WHAT THE TASK REQUIRES.
Please reproduce the records below word for word.

Data extracted from a collection:
>>>>>

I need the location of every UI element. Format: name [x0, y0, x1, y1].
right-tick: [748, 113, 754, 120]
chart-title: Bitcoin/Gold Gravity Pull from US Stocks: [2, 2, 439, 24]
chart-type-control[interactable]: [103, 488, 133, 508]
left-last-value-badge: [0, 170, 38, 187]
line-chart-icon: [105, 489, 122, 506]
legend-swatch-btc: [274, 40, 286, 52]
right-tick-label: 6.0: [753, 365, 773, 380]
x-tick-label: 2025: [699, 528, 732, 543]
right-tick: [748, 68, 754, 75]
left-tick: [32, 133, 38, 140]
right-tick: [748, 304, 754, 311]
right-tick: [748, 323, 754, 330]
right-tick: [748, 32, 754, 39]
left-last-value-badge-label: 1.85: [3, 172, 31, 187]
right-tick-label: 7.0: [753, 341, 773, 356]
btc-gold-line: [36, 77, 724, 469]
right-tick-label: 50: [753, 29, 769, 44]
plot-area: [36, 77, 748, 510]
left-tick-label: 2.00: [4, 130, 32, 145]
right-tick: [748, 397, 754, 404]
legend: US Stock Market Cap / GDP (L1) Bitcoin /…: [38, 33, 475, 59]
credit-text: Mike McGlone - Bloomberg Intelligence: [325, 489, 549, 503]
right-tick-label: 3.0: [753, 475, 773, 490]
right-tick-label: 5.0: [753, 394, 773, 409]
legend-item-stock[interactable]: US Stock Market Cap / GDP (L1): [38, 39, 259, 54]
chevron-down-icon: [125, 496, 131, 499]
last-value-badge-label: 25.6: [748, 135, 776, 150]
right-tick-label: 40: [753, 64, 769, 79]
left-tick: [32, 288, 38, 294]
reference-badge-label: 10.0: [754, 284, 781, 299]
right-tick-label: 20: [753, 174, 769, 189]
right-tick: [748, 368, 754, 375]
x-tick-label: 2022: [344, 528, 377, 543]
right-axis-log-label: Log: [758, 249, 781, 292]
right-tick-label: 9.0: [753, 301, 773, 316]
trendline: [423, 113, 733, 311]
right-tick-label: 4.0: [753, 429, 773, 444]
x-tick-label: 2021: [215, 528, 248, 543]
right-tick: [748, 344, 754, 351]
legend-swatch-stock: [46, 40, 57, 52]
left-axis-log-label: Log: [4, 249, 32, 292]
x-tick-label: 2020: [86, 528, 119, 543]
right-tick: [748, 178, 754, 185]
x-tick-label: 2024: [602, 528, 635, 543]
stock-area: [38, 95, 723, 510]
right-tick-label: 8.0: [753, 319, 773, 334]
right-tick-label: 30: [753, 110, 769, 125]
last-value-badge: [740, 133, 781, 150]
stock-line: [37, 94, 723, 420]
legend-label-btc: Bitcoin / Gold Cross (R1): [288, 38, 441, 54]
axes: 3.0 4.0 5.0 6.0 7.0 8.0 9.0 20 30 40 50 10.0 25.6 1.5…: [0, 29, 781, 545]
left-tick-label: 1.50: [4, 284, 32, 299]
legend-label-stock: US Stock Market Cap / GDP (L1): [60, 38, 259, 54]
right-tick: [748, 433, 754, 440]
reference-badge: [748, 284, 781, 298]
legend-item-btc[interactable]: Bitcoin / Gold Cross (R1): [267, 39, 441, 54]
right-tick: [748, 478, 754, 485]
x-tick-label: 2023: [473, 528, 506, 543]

<<<<<

RESPONSE BELOW.
I need the location of every UI element. Format: name [x0, y0, x1, y1].
right-tick: [748, 113, 754, 120]
chart-title: Bitcoin/Gold Gravity Pull from US Stocks: [2, 2, 439, 24]
chart-type-control[interactable]: [103, 488, 133, 508]
left-last-value-badge: [0, 170, 38, 187]
line-chart-icon: [105, 489, 122, 506]
legend-swatch-btc: [274, 40, 286, 52]
right-tick-label: 6.0: [753, 365, 773, 380]
x-tick-label: 2025: [699, 528, 732, 543]
right-tick: [748, 68, 754, 75]
left-tick: [32, 133, 38, 140]
right-tick: [748, 304, 754, 311]
right-tick: [748, 323, 754, 330]
right-tick: [748, 32, 754, 39]
left-last-value-badge-label: 1.85: [3, 172, 31, 187]
right-tick-label: 7.0: [753, 341, 773, 356]
btc-gold-line: [36, 77, 724, 469]
right-tick-label: 50: [753, 29, 769, 44]
plot-area: [36, 77, 748, 510]
left-tick-label: 2.00: [4, 130, 32, 145]
right-tick: [748, 397, 754, 404]
legend: US Stock Market Cap / GDP (L1) Bitcoin /…: [38, 33, 475, 59]
credit-text: Mike McGlone - Bloomberg Intelligence: [325, 489, 549, 503]
right-tick-label: 3.0: [753, 475, 773, 490]
right-tick-label: 5.0: [753, 394, 773, 409]
legend-item-stock[interactable]: US Stock Market Cap / GDP (L1): [38, 39, 259, 54]
chevron-down-icon: [125, 496, 131, 499]
last-value-badge-label: 25.6: [748, 135, 776, 150]
right-tick-label: 40: [753, 64, 769, 79]
left-tick: [32, 288, 38, 294]
reference-badge-label: 10.0: [754, 284, 781, 299]
right-tick-label: 20: [753, 174, 769, 189]
right-tick: [748, 368, 754, 375]
x-tick-label: 2022: [344, 528, 377, 543]
right-axis-log-label: Log: [758, 249, 781, 292]
right-tick-label: 9.0: [753, 301, 773, 316]
trendline: [423, 113, 733, 311]
right-tick-label: 4.0: [753, 429, 773, 444]
x-tick-label: 2021: [215, 528, 248, 543]
right-tick: [748, 344, 754, 351]
legend-swatch-stock: [46, 40, 57, 52]
left-axis-log-label: Log: [4, 249, 32, 292]
x-tick-label: 2020: [86, 528, 119, 543]
right-tick: [748, 178, 754, 185]
x-tick-label: 2024: [602, 528, 635, 543]
stock-area: [38, 95, 723, 510]
right-tick-label: 8.0: [753, 319, 773, 334]
right-tick-label: 30: [753, 110, 769, 125]
last-value-badge: [740, 133, 781, 150]
stock-line: [37, 94, 723, 420]
legend-label-btc: Bitcoin / Gold Cross (R1): [288, 38, 441, 54]
axes: 3.0 4.0 5.0 6.0 7.0 8.0 9.0 20 30 40 50 10.0 25.6 1.5…: [0, 29, 781, 545]
left-tick-label: 1.50: [4, 284, 32, 299]
legend-label-stock: US Stock Market Cap / GDP (L1): [60, 38, 259, 54]
right-tick: [748, 433, 754, 440]
reference-badge: [748, 284, 781, 298]
legend-item-btc[interactable]: Bitcoin / Gold Cross (R1): [267, 39, 441, 54]
right-tick: [748, 478, 754, 485]
x-tick-label: 2023: [473, 528, 506, 543]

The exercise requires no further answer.